→ What you should do:
Check every line of the material below for "about". Give the number of lines that have it, and only that.

[Data excerpts]
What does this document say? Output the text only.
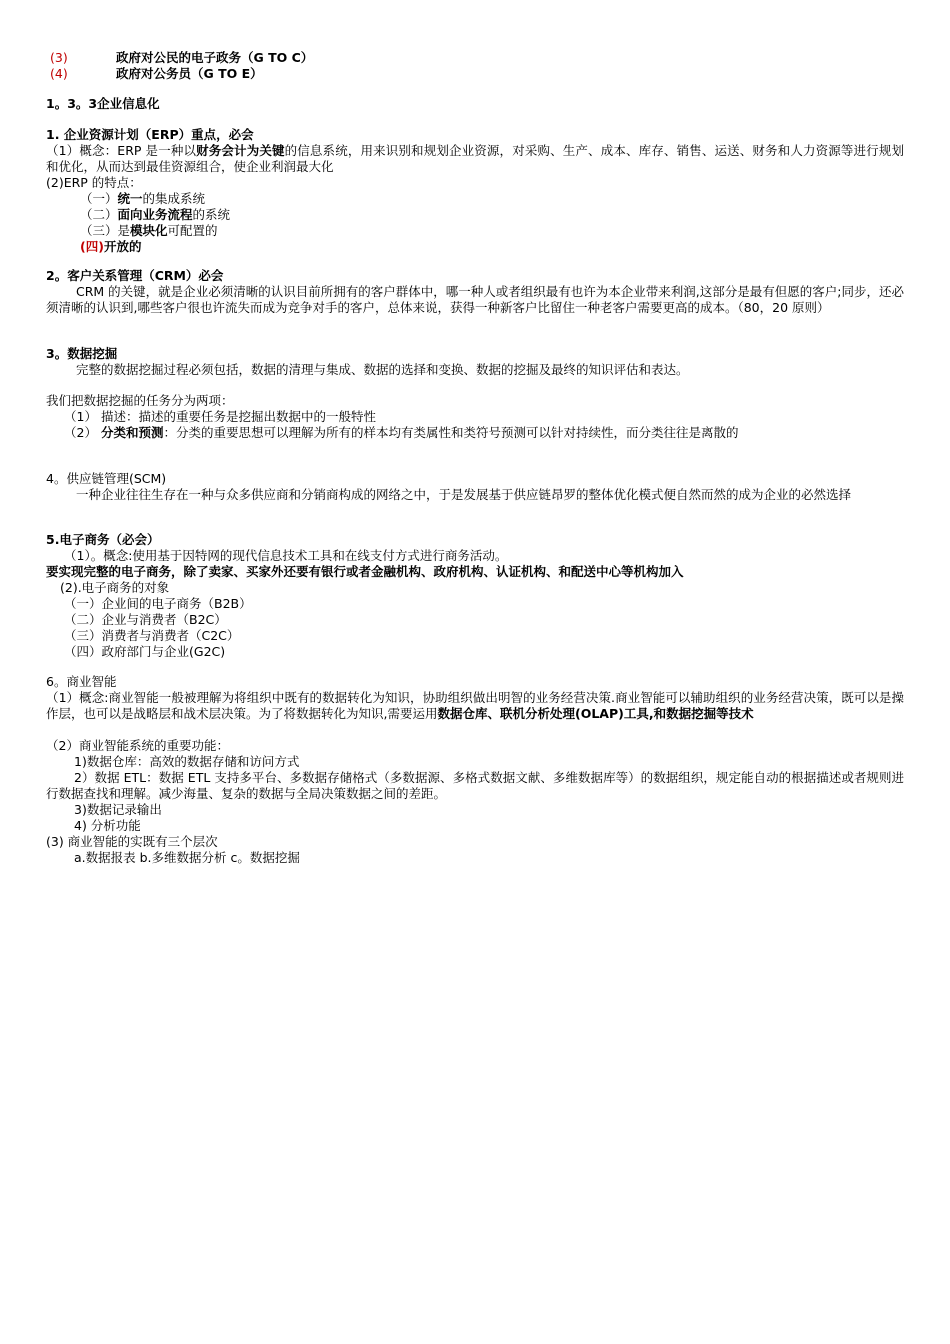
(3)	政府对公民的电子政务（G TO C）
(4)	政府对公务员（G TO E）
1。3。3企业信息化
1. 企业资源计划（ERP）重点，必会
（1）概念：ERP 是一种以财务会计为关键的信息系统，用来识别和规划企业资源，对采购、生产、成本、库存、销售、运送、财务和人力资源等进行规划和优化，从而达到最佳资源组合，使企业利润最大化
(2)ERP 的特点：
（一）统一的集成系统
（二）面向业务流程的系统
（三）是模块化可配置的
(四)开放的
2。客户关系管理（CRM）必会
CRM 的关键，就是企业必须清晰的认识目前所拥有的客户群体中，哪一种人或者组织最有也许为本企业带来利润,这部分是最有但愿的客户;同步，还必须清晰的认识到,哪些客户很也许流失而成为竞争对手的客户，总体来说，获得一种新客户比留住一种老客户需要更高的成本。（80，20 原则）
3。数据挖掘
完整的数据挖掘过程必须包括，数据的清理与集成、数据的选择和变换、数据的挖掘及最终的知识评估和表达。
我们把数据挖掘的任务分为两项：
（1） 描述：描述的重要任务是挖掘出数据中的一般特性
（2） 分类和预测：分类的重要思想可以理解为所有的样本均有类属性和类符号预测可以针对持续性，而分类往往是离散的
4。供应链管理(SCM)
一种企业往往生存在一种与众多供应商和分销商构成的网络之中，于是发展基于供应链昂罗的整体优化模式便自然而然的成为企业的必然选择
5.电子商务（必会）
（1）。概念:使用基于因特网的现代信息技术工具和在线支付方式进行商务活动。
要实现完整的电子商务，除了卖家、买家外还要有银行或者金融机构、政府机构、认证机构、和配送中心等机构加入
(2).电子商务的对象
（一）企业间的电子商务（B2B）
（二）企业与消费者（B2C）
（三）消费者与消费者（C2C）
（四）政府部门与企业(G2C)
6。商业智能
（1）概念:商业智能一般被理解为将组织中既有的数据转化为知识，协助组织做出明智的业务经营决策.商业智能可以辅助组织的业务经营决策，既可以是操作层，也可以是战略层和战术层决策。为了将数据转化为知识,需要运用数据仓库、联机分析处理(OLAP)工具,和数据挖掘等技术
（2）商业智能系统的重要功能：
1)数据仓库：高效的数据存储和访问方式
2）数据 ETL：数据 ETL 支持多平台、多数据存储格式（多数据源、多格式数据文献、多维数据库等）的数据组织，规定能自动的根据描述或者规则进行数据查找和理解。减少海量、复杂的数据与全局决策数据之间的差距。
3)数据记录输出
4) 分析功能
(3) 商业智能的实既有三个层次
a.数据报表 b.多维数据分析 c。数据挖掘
* * *
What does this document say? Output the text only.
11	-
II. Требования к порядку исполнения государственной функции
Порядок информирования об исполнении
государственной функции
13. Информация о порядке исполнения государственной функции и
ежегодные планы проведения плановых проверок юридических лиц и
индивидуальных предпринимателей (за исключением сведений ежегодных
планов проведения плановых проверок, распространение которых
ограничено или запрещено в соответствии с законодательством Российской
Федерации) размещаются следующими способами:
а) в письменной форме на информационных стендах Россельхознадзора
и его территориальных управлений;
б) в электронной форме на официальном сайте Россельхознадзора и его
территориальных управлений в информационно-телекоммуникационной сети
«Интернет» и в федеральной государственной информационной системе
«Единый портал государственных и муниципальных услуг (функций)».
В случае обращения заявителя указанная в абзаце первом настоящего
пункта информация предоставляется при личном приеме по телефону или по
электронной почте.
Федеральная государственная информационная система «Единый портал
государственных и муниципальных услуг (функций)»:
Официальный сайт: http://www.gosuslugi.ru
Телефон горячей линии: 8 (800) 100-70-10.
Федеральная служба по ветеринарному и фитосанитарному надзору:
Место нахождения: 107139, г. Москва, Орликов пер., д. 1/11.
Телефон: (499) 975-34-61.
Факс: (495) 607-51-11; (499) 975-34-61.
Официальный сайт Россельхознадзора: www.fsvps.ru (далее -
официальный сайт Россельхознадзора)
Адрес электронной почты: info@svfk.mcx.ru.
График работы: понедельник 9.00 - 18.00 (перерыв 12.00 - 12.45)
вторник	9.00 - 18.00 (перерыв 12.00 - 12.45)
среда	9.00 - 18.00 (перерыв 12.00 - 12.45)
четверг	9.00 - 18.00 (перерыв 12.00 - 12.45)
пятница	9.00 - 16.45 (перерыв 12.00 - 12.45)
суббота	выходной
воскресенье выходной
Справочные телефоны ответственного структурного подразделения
* * *
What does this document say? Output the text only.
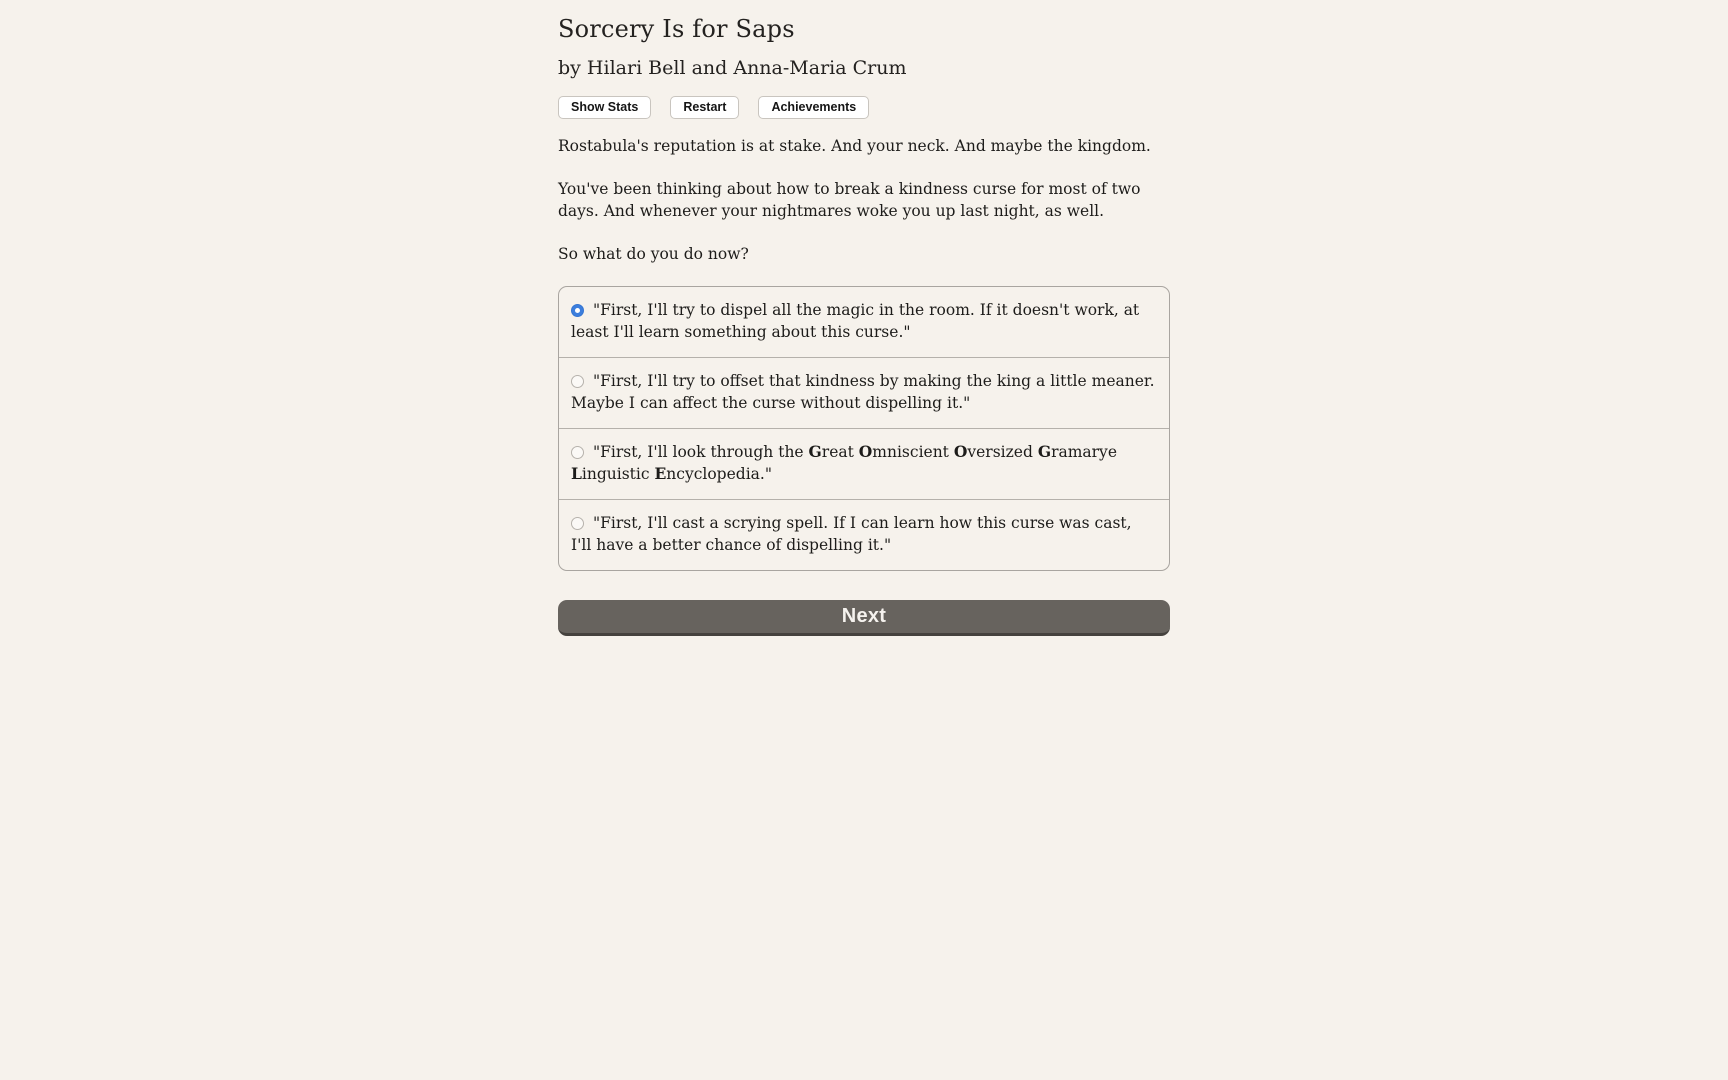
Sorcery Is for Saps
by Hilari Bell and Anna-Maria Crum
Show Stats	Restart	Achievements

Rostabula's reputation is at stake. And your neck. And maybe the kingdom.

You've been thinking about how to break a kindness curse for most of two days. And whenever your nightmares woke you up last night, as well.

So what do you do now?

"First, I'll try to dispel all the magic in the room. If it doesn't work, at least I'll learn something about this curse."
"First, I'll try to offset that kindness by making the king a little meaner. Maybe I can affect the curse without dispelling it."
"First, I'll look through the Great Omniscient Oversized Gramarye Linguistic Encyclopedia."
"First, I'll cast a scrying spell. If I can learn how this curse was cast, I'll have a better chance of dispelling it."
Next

→ Correct result:
2